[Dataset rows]
---
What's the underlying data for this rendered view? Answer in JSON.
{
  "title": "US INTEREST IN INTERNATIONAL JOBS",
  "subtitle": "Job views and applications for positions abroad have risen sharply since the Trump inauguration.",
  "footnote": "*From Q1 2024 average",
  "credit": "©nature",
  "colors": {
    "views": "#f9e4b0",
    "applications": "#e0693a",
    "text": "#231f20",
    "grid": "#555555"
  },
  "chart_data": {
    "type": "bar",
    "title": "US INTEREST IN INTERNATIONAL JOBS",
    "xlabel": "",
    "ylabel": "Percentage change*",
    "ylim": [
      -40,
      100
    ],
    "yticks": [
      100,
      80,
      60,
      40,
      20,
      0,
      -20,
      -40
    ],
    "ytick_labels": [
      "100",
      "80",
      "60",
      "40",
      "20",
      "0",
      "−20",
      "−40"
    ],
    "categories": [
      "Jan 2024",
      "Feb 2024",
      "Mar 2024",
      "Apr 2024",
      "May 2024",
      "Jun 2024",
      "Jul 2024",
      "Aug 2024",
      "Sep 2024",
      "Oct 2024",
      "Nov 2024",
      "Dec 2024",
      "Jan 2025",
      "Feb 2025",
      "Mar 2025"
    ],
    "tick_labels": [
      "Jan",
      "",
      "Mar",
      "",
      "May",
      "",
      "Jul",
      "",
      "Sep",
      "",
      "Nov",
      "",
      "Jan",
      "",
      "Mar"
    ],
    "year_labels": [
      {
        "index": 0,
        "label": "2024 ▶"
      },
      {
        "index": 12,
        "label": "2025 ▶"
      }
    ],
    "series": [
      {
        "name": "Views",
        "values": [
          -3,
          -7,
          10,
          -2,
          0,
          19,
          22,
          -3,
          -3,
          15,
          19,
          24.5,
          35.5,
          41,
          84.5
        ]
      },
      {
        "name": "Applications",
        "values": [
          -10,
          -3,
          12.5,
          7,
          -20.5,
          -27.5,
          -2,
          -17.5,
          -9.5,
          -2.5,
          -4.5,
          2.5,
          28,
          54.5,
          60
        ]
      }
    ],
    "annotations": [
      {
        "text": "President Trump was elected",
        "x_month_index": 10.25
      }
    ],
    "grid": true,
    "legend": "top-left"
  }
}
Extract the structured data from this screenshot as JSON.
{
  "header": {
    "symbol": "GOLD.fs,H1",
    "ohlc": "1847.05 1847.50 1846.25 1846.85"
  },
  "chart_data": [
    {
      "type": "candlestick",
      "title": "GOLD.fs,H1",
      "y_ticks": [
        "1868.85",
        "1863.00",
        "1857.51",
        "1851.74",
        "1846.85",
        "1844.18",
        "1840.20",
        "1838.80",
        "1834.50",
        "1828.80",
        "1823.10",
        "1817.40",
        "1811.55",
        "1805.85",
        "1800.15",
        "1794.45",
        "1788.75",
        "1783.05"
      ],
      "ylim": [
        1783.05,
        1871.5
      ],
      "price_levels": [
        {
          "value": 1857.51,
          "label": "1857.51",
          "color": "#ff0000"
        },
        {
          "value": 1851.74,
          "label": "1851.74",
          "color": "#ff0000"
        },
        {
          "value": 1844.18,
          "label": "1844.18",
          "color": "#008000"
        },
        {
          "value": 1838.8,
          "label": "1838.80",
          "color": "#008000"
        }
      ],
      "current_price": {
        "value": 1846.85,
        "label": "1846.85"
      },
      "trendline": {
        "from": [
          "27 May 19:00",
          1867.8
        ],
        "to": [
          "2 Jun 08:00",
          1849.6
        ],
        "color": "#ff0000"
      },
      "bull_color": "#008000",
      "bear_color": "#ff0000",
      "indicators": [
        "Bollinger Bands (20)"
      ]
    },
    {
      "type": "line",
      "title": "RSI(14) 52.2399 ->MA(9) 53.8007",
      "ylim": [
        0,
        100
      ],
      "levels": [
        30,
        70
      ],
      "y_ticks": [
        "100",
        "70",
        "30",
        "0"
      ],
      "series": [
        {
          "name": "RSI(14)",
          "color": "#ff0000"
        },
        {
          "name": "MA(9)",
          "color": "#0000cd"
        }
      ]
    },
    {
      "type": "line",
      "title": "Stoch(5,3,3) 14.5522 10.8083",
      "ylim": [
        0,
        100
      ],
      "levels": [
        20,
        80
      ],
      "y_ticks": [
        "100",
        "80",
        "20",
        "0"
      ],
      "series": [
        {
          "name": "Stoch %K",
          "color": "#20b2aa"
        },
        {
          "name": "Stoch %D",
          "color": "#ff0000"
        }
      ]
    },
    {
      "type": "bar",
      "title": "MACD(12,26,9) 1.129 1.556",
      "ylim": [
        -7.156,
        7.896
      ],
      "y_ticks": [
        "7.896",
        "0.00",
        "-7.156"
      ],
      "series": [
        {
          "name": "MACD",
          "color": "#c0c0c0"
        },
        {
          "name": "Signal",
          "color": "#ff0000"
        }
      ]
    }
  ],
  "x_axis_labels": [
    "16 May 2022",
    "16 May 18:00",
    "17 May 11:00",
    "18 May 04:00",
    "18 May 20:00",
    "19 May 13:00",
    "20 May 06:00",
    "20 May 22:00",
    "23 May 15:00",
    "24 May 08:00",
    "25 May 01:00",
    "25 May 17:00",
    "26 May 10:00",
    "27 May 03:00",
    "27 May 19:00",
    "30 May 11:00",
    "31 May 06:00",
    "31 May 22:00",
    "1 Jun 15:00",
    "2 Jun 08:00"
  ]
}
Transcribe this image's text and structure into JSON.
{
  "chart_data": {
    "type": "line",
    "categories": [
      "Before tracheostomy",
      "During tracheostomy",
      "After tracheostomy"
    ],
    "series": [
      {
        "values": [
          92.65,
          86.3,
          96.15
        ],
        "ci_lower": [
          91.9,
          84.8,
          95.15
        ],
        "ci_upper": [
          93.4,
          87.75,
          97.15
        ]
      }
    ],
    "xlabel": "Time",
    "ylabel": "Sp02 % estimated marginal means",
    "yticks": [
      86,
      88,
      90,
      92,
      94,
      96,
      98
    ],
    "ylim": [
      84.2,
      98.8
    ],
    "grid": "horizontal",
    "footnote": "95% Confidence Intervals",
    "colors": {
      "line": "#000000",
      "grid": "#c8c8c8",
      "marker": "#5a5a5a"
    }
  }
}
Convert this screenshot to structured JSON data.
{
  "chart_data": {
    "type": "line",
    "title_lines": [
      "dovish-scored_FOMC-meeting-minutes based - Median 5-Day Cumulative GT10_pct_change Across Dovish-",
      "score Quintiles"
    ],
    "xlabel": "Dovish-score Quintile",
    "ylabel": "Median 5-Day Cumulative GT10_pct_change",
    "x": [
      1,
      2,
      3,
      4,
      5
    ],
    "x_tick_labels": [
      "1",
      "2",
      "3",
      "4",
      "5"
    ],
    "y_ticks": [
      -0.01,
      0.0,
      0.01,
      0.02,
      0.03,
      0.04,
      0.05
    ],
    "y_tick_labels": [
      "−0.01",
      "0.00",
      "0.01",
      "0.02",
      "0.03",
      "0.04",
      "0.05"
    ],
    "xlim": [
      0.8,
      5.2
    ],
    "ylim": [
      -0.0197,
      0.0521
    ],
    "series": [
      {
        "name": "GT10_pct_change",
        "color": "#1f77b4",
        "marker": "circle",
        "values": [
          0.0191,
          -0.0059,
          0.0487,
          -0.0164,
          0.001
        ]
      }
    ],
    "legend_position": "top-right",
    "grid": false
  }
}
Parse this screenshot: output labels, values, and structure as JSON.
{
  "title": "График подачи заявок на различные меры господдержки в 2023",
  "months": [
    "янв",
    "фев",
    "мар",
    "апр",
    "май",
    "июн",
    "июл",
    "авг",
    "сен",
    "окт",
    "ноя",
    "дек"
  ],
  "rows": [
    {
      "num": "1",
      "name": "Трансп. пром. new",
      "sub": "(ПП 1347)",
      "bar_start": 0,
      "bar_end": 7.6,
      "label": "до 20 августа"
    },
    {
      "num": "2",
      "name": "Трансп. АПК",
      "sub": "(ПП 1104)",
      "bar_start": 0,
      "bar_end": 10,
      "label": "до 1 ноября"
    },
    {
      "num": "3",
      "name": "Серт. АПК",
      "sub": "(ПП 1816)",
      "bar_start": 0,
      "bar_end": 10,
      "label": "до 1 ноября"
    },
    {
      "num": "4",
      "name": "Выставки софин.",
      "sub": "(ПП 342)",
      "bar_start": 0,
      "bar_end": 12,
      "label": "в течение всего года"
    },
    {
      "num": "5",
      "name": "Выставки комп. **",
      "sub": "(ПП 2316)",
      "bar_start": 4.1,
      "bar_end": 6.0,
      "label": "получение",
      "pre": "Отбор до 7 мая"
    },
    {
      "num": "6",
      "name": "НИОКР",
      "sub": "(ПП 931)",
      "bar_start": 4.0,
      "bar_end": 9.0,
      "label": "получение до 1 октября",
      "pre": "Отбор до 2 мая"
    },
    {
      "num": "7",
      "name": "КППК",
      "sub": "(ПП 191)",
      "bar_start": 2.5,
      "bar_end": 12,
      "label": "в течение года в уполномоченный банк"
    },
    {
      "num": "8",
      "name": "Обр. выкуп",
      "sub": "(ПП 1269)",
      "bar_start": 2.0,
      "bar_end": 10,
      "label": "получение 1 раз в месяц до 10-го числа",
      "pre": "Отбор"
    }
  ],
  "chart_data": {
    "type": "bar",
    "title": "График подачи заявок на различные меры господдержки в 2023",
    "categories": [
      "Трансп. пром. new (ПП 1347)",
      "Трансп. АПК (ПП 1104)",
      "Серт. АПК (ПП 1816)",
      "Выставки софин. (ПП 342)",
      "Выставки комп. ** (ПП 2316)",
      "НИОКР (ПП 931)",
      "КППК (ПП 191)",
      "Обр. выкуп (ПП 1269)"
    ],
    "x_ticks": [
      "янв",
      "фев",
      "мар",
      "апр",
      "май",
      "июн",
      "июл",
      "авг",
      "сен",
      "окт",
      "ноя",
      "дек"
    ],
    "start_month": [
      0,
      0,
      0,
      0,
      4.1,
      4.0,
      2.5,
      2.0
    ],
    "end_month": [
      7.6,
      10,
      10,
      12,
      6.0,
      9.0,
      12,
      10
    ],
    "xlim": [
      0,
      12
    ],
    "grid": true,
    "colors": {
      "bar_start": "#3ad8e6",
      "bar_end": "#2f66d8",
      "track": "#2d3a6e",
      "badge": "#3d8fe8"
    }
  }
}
---
REQUIRED TASK:
Which lines contain "this"? Copy each of them.

EXPECTED OUTPUT:
What's the underlying data for this rendered view? Answer in JSON.
Extract the structured data from this screenshot as JSON.
Transcribe this image's text and structure into JSON.
Convert this screenshot to structured JSON data.
Parse this screenshot: output labels, values, and structure as JSON.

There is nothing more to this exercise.